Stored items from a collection
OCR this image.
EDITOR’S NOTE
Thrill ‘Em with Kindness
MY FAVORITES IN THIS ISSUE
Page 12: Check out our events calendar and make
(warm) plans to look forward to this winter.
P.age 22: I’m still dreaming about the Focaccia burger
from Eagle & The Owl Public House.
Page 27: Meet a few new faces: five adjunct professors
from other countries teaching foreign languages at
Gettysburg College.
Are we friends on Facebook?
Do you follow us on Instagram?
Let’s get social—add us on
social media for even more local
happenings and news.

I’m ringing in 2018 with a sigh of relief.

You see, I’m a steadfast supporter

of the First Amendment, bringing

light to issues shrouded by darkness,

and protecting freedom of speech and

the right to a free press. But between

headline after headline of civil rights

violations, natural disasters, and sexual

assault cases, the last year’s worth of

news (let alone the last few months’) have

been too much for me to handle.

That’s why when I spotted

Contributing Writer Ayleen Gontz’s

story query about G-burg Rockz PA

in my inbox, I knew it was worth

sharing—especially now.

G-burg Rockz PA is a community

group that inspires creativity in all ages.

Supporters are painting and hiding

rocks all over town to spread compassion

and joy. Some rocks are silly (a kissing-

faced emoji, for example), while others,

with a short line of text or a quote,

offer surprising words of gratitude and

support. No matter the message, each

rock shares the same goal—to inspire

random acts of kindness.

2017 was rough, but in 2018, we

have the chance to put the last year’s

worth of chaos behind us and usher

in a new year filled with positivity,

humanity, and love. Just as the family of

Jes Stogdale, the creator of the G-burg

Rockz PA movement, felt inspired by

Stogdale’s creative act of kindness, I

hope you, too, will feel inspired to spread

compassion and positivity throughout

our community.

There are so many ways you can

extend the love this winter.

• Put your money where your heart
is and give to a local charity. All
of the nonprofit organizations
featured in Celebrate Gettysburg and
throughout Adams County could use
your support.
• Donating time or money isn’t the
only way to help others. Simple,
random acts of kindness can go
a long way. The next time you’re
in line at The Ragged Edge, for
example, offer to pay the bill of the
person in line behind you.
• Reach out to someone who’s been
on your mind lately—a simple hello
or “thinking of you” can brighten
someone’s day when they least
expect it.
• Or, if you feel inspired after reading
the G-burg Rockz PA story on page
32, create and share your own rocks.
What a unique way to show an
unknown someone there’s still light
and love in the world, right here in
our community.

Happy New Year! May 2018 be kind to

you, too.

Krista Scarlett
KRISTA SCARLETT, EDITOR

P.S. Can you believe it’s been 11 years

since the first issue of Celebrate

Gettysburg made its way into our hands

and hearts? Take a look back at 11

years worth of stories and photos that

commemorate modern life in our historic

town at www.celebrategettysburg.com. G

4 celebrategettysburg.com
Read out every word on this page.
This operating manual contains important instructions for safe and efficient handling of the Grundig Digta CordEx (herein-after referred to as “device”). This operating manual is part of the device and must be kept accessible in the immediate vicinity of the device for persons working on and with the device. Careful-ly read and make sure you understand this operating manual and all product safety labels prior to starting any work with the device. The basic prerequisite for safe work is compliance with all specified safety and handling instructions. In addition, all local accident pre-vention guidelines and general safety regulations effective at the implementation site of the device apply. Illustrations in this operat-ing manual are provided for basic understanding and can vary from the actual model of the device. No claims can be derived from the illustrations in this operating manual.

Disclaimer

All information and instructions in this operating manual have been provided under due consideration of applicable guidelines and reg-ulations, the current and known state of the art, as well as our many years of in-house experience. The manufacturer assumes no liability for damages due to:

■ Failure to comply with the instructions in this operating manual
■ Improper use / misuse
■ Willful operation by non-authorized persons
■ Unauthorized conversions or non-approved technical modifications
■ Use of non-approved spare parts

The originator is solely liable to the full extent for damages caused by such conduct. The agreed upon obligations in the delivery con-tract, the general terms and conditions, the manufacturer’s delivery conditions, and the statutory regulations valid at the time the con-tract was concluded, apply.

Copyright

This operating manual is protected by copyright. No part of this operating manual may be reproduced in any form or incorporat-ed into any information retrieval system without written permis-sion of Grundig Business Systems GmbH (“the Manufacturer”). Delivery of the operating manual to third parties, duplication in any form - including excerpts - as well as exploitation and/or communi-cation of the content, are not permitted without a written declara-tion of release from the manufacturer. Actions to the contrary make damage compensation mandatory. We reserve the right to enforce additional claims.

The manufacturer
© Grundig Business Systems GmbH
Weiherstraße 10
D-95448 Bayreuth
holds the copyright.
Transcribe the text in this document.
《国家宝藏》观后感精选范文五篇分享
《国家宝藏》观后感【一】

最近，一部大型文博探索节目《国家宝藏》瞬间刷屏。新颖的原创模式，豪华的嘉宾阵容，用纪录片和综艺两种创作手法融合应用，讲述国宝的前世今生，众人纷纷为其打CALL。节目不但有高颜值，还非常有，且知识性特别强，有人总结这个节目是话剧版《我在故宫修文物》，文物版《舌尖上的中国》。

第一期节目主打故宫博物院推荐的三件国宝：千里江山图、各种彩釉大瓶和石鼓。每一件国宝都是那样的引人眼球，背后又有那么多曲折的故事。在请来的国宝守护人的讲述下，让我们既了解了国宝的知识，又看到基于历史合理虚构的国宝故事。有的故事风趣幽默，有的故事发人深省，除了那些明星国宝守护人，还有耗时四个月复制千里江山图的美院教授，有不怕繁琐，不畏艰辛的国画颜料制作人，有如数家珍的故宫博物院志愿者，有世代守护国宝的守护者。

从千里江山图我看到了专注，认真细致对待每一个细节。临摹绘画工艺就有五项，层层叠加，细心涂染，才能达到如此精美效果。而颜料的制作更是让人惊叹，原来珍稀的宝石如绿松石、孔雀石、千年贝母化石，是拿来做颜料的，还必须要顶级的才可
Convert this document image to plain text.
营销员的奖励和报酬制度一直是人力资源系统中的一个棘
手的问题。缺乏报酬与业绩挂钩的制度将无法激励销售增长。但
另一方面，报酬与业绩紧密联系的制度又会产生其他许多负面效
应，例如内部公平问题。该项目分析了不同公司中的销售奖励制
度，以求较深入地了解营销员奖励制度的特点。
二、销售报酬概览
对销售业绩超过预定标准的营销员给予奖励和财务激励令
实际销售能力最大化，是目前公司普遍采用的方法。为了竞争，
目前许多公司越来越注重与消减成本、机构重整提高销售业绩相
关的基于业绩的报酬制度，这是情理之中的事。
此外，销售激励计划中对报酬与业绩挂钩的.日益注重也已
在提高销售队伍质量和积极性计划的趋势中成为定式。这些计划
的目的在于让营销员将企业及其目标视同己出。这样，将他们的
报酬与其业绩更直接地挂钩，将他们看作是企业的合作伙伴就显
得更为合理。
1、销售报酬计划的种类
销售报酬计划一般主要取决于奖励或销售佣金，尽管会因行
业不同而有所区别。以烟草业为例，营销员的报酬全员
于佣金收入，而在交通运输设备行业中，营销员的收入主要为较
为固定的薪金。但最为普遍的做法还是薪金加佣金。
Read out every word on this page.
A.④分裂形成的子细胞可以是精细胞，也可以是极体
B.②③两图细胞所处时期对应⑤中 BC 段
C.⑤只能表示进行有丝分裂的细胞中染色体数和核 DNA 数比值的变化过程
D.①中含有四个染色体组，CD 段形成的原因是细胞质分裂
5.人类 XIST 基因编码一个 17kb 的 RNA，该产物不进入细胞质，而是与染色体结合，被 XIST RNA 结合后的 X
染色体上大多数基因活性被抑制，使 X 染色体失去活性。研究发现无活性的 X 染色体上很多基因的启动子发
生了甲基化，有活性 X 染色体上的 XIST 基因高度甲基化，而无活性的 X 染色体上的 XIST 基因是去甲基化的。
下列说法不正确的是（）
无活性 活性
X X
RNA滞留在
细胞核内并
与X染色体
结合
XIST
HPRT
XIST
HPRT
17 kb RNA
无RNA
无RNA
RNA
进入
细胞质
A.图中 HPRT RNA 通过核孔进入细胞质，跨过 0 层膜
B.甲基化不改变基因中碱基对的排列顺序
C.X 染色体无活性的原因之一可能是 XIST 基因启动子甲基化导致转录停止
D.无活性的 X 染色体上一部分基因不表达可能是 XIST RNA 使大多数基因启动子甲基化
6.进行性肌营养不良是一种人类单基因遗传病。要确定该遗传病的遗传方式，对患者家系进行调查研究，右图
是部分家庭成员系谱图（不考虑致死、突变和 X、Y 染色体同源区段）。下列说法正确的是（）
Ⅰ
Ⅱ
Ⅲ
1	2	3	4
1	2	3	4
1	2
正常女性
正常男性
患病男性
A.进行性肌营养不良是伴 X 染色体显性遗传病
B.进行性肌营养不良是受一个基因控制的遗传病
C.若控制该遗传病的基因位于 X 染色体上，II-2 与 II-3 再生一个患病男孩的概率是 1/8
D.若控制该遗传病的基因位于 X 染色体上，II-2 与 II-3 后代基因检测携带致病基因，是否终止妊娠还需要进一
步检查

§ WHAT IS REQUIRED: In the records above, find the lines containing "years" and copy them.

§ FINISHED EXERCISE:
P.S. Can you believe it’s been 11 years
years worth of stories and photos that
All information and instructions in this operating manual have been provided under due consideration of applicable guidelines and reg-ulations, the current and known state of the art, as well as our many years of in-house experience. The manufacturer assumes no liability for damages due to:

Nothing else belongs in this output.